§ **Requirement**
Reproduce every line of each of the following items word for word, and leave out the pictures.

-=-=-=-=-

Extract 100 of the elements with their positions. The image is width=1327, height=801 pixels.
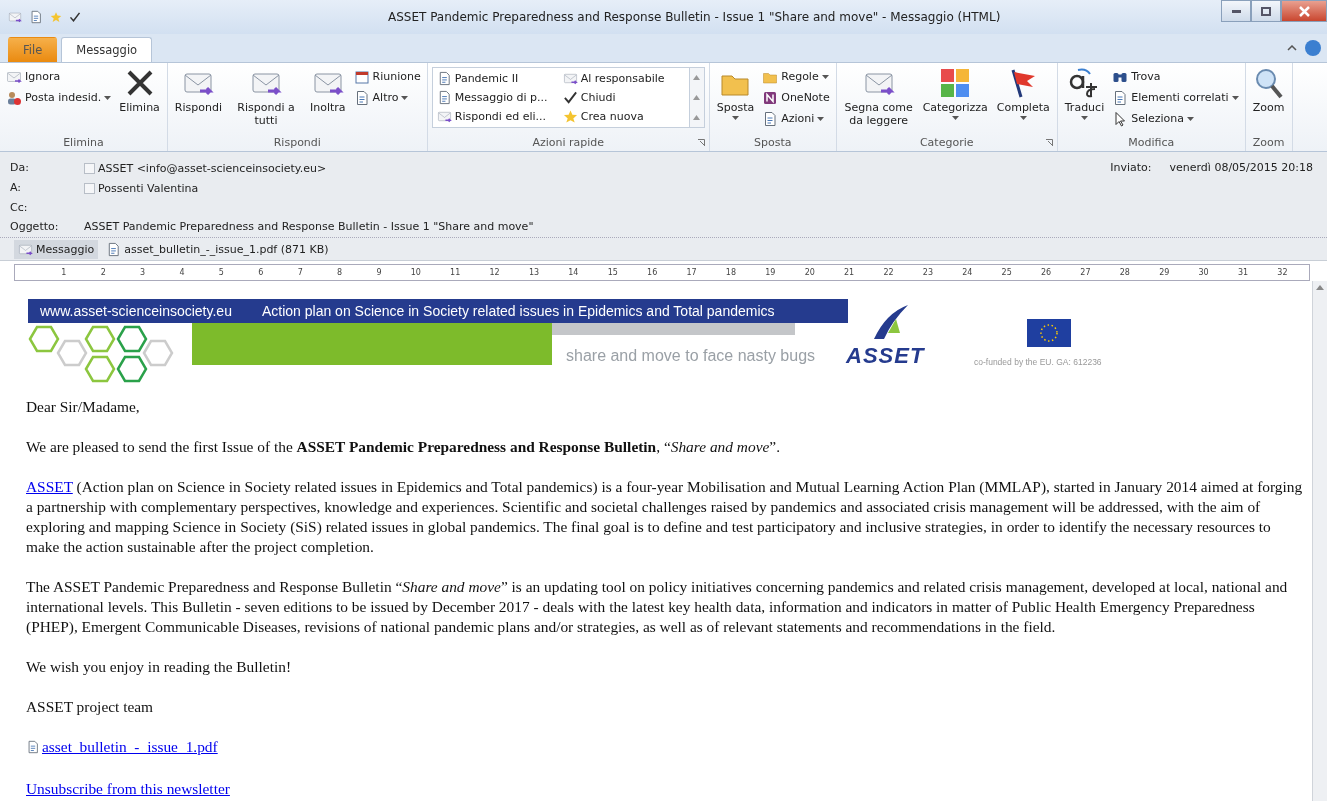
subject-text: ASSET Pandemic Preparedness and Response Bulletin - Issue 1 "Share and move" (84, 219, 535, 236)
caret-icon (1081, 116, 1088, 120)
field-label: Oggetto: (10, 219, 60, 236)
ribbon-button[interactable]: Posta indesid. (4, 88, 114, 107)
close-icon (1298, 5, 1310, 17)
envelope-icon (8, 10, 22, 24)
document-icon (29, 10, 43, 24)
collapse-icon[interactable] (1287, 45, 1297, 51)
ribbon-button[interactable]: Traduci (1061, 65, 1108, 122)
group-label: Elimina (63, 136, 104, 149)
ribbon-button[interactable]: OneNote (760, 88, 832, 107)
ribbon-button[interactable]: Azioni (760, 109, 832, 128)
ribbon-tab[interactable]: Messaggio (61, 37, 153, 62)
caret-icon (732, 116, 739, 120)
funding-note: co-funded by the EU. GA: 612236 (974, 357, 1102, 367)
attachment-tab[interactable]: asset_bulletin_-_issue_1.pdf (871 KB) (102, 239, 333, 259)
unsubscribe-link[interactable]: Unsubscribe from this newsletter (26, 780, 230, 797)
scroll-up-icon[interactable] (1316, 285, 1324, 290)
paragraph: Dear Sir/Madame, (26, 397, 141, 417)
ribbon-button[interactable]: Elementi correlati (1110, 88, 1241, 107)
note-icon (762, 89, 779, 106)
window-title: ASSET Pandemic Preparedness and Response Bulletin - Issue 1 "Share and move" - Messaggio (HTML) (388, 10, 1002, 24)
person-icon (6, 89, 22, 106)
document-icon (762, 110, 779, 127)
quick-step-item[interactable]: Messaggio di p... (434, 88, 561, 107)
close-button[interactable] (1281, 0, 1327, 22)
group-label: Azioni rapide (532, 136, 605, 149)
dialog-launcher-icon[interactable] (697, 139, 705, 146)
ribbon-button[interactable]: Categorizza (919, 65, 991, 122)
group-label: Sposta (753, 136, 792, 149)
caret-icon (1019, 116, 1027, 120)
calendar-icon (353, 68, 370, 85)
caret-icon (951, 116, 959, 120)
minimize-button[interactable] (1221, 0, 1251, 22)
ribbon-button[interactable]: Ignora (4, 67, 114, 86)
scroll-arrow-icon[interactable] (693, 75, 701, 81)
eu-flag-icon (1027, 319, 1071, 347)
field-label: Cc: (10, 199, 29, 216)
quick-step-item[interactable]: Crea nuova (560, 107, 687, 126)
group-label: Zoom (1252, 136, 1285, 149)
contact-checkbox[interactable] (84, 163, 95, 175)
ribbon-button[interactable]: Altro (351, 88, 423, 107)
ribbon-button[interactable]: Segna come da leggere (840, 65, 917, 129)
ribbon-button[interactable]: Sposta (713, 65, 758, 122)
banner-slogan: share and move to face nasty bugs (566, 347, 816, 365)
star-icon (50, 11, 62, 23)
caret-icon (1231, 95, 1239, 100)
attachment-link[interactable]: asset_bulletin_-_issue_1.pdf (42, 737, 218, 757)
field-label: Inviato: (1110, 160, 1152, 176)
quick-step-item[interactable]: Chiudi (560, 88, 687, 107)
ribbon-button[interactable]: Elimina (116, 65, 163, 116)
caret-icon (104, 95, 112, 100)
scroll-arrow-icon[interactable] (693, 95, 701, 100)
link[interactable]: ASSET (26, 478, 73, 495)
envelope-icon (436, 109, 452, 124)
banner-url: www.asset-scienceinsociety.eu (40, 303, 232, 319)
restore-icon (1261, 6, 1271, 16)
attachment-tab[interactable]: Messaggio (14, 239, 99, 259)
caret-icon (817, 116, 825, 121)
paragraph: ASSET (Action plan on Science in Society related issues in Epidemics and Total pandemics) is a four-year Mobilisation and Mutual Learning Action Plan (MMLAP), started in January 2014 aimed at forging a partnership with complementary perspectives, knowledge and experiences. Scientific and societal challenges raised by pandemics and associated crisis management will be addressed, with the aim of exploring and mapping Science in Society (SiS) related issues in global pandemics. The final goal is to define and test participatory and inclusive strategies, in order to identify the necessary resources to make the action sustainable after the project completion. (26, 477, 1304, 557)
help-icon[interactable] (1305, 40, 1321, 56)
paragraph: The ASSET Pandemic Preparedness and Response Bulletin “Share and move” is an updating tool on policy initiatives concerning pandemics and related crisis management, developed at local, national and international levels. This Bulletin - seven editions to be issued by December 2017 - deals with the latest key health data, information and indicators in matter of Public Health Emergency Preparedness (PHEP), Emergent Communicable Diseases, revisions of national pandemic plans and/or strategies, as well as of relevant statements and recommendations in the field. (26, 577, 1289, 637)
paragraph: We are pleased to send the first Issue of the ASSET Pandemic Preparedness and Response Bulletin, “Share and move”. (26, 437, 781, 457)
ribbon-button[interactable]: Riunione (351, 67, 423, 86)
dialog-launcher-icon[interactable] (1045, 139, 1053, 146)
sender-text: ASSET <info@asset-scienceinsociety.eu> (98, 161, 327, 177)
ribbon-button[interactable]: Rispondi (171, 65, 225, 116)
ribbon-button[interactable]: Zoom (1249, 65, 1288, 116)
ribbon-button[interactable]: Rispondi a tutti (228, 65, 304, 129)
star-icon (562, 109, 578, 124)
scroll-arrow-icon[interactable] (693, 114, 701, 120)
group-label: Categorie (919, 136, 974, 149)
paragraph: We wish you enjoy in reading the Bulletin! (26, 657, 293, 677)
ribbon-button[interactable]: Inoltra (307, 65, 349, 116)
check-icon (69, 11, 81, 23)
caret-icon (1187, 116, 1195, 121)
field-label: A: (10, 179, 23, 196)
ruler: 1 2 3 4 5 6 7 8 9 10 11 12 13 14 15 16 17 18 19 20 21 22 23 24 25 26 27 28 29 30 31 32 (14, 264, 1310, 281)
maximize-button[interactable] (1251, 0, 1281, 22)
ribbon-button[interactable]: Seleziona (1110, 109, 1241, 128)
group-label: Modifica (1128, 136, 1175, 149)
document-icon (1112, 89, 1129, 106)
check-icon (562, 90, 578, 105)
ribbon-button[interactable]: Trova (1110, 67, 1241, 86)
ribbon-button[interactable]: Regole (760, 67, 832, 86)
quick-step-item[interactable]: Al responsabile (560, 69, 687, 88)
ribbon-button[interactable]: Completa (993, 65, 1053, 122)
sent-date: venerdì 08/05/2015 20:18 (1169, 160, 1313, 176)
quick-step-item[interactable]: Rispondi ed eli... (434, 107, 561, 126)
ribbon-tab[interactable]: File (8, 37, 58, 62)
scrollbar[interactable] (1312, 281, 1327, 801)
quick-step-item[interactable]: Pandemic II (434, 69, 561, 88)
document-icon (106, 241, 122, 257)
asset-logo: ASSET (846, 343, 925, 369)
envelope-icon (562, 71, 578, 86)
caret-icon (401, 95, 409, 100)
group-label: Rispondi (273, 136, 321, 149)
contact-checkbox[interactable] (84, 183, 95, 195)
squares-icon (939, 67, 972, 99)
caret-icon (821, 74, 829, 79)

-=-=-=-=-

§ **Exercise solution**
Extract 100 of the elements with their positions. The image is width=1327, height=801 pixels.
subject-text: ASSET Pandemic Preparedness and Response Bulletin - Issue 1 "Share and move" (84, 219, 535, 236)
caret-icon (1081, 116, 1088, 120)
field-label: Oggetto: (10, 219, 60, 236)
ribbon-button[interactable]: Posta indesid. (4, 88, 114, 107)
close-icon (1298, 5, 1310, 17)
envelope-icon (8, 10, 22, 24)
document-icon (29, 10, 43, 24)
collapse-icon[interactable] (1287, 45, 1297, 51)
ribbon-button[interactable]: Traduci (1061, 65, 1108, 122)
group-label: Elimina (63, 136, 104, 149)
ribbon-button[interactable]: OneNote (760, 88, 832, 107)
ribbon-button[interactable]: Azioni (760, 109, 832, 128)
ribbon-tab[interactable]: Messaggio (61, 37, 153, 62)
caret-icon (732, 116, 739, 120)
funding-note: co-funded by the EU. GA: 612236 (974, 357, 1102, 367)
attachment-tab[interactable]: asset_bulletin_-_issue_1.pdf (871 KB) (102, 239, 333, 259)
unsubscribe-link[interactable]: Unsubscribe from this newsletter (26, 780, 230, 797)
scroll-up-icon[interactable] (1316, 285, 1324, 290)
paragraph: Dear Sir/Madame, (26, 397, 141, 417)
ribbon-button[interactable]: Elementi correlati (1110, 88, 1241, 107)
note-icon (762, 89, 779, 106)
window-title: ASSET Pandemic Preparedness and Response Bulletin - Issue 1 "Share and move" - Messaggio (HTML) (388, 10, 1002, 24)
person-icon (6, 89, 22, 106)
document-icon (762, 110, 779, 127)
quick-step-item[interactable]: Messaggio di p... (434, 88, 561, 107)
close-button[interactable] (1281, 0, 1327, 22)
group-label: Azioni rapide (532, 136, 605, 149)
dialog-launcher-icon[interactable] (697, 139, 705, 146)
ribbon-button[interactable]: Categorizza (919, 65, 991, 122)
group-label: Sposta (753, 136, 792, 149)
caret-icon (1019, 116, 1027, 120)
calendar-icon (353, 68, 370, 85)
caret-icon (951, 116, 959, 120)
minimize-button[interactable] (1221, 0, 1251, 22)
ribbon-button[interactable]: Ignora (4, 67, 114, 86)
scroll-arrow-icon[interactable] (693, 75, 701, 81)
eu-flag-icon (1027, 319, 1071, 347)
field-label: Cc: (10, 199, 29, 216)
quick-step-item[interactable]: Crea nuova (560, 107, 687, 126)
group-label: Zoom (1252, 136, 1285, 149)
contact-checkbox[interactable] (84, 163, 95, 175)
ribbon-button[interactable]: Altro (351, 88, 423, 107)
ribbon-button[interactable]: Segna come da leggere (840, 65, 917, 129)
ribbon-button[interactable]: Sposta (713, 65, 758, 122)
banner-slogan: share and move to face nasty bugs (566, 347, 816, 365)
star-icon (50, 11, 62, 23)
caret-icon (1231, 95, 1239, 100)
attachment-link[interactable]: asset_bulletin_-_issue_1.pdf (42, 737, 218, 757)
field-label: Inviato: (1110, 160, 1152, 176)
quick-step-item[interactable]: Chiudi (560, 88, 687, 107)
ribbon-button[interactable]: Elimina (116, 65, 163, 116)
caret-icon (104, 95, 112, 100)
scroll-arrow-icon[interactable] (693, 95, 701, 100)
link[interactable]: ASSET (26, 478, 73, 495)
envelope-icon (436, 109, 452, 124)
banner-url: www.asset-scienceinsociety.eu (40, 303, 232, 319)
restore-icon (1261, 6, 1271, 16)
attachment-tab[interactable]: Messaggio (14, 239, 99, 259)
caret-icon (817, 116, 825, 121)
paragraph: ASSET (Action plan on Science in Society related issues in Epidemics and Total pandemics) is a four-year Mobilisation and Mutual Learning Action Plan (MMLAP), started in January 2014 aimed at forging a partnership with complementary perspectives, knowledge and experiences. Scientific and societal challenges raised by pandemics and associated crisis management will be addressed, with the aim of exploring and mapping Science in Society (SiS) related issues in global pandemics. The final goal is to define and test participatory and inclusive strategies, in order to identify the necessary resources to make the action sustainable after the project completion. (26, 477, 1304, 557)
help-icon[interactable] (1305, 40, 1321, 56)
paragraph: The ASSET Pandemic Preparedness and Response Bulletin “Share and move” is an updating tool on policy initiatives concerning pandemics and related crisis management, developed at local, national and international levels. This Bulletin - seven editions to be issued by December 2017 - deals with the latest key health data, information and indicators in matter of Public Health Emergency Preparedness (PHEP), Emergent Communicable Diseases, revisions of national pandemic plans and/or strategies, as well as of relevant statements and recommendations in the field. (26, 577, 1289, 637)
paragraph: We are pleased to send the first Issue of the ASSET Pandemic Preparedness and Response Bulletin, “Share and move”. (26, 437, 781, 457)
ribbon-button[interactable]: Riunione (351, 67, 423, 86)
dialog-launcher-icon[interactable] (1045, 139, 1053, 146)
sender-text: ASSET <info@asset-scienceinsociety.eu> (98, 161, 327, 177)
ribbon-button[interactable]: Rispondi (171, 65, 225, 116)
ribbon-button[interactable]: Zoom (1249, 65, 1288, 116)
ribbon-button[interactable]: Rispondi a tutti (228, 65, 304, 129)
star-icon (562, 109, 578, 124)
scroll-arrow-icon[interactable] (693, 114, 701, 120)
group-label: Categorie (919, 136, 974, 149)
paragraph: We wish you enjoy in reading the Bulletin! (26, 657, 293, 677)
ribbon-button[interactable]: Inoltra (307, 65, 349, 116)
check-icon (69, 11, 81, 23)
caret-icon (1187, 116, 1195, 121)
field-label: A: (10, 179, 23, 196)
ruler: 1 2 3 4 5 6 7 8 9 10 11 12 13 14 15 16 17 18 19 20 21 22 23 24 25 26 27 28 29 30 31 32 (14, 264, 1310, 281)
maximize-button[interactable] (1251, 0, 1281, 22)
ribbon-button[interactable]: Seleziona (1110, 109, 1241, 128)
group-label: Modifica (1128, 136, 1175, 149)
document-icon (1112, 89, 1129, 106)
check-icon (562, 90, 578, 105)
ribbon-button[interactable]: Trova (1110, 67, 1241, 86)
ribbon-button[interactable]: Regole (760, 67, 832, 86)
quick-step-item[interactable]: Al responsabile (560, 69, 687, 88)
ribbon-button[interactable]: Completa (993, 65, 1053, 122)
sent-date: venerdì 08/05/2015 20:18 (1169, 160, 1313, 176)
quick-step-item[interactable]: Rispondi ed eli... (434, 107, 561, 126)
ribbon-tab[interactable]: File (8, 37, 58, 62)
scrollbar[interactable] (1312, 281, 1327, 801)
quick-step-item[interactable]: Pandemic II (434, 69, 561, 88)
document-icon (106, 241, 122, 257)
asset-logo: ASSET (846, 343, 925, 369)
envelope-icon (562, 71, 578, 86)
caret-icon (401, 95, 409, 100)
group-label: Rispondi (273, 136, 321, 149)
contact-checkbox[interactable] (84, 183, 95, 195)
squares-icon (939, 67, 972, 99)
caret-icon (821, 74, 829, 79)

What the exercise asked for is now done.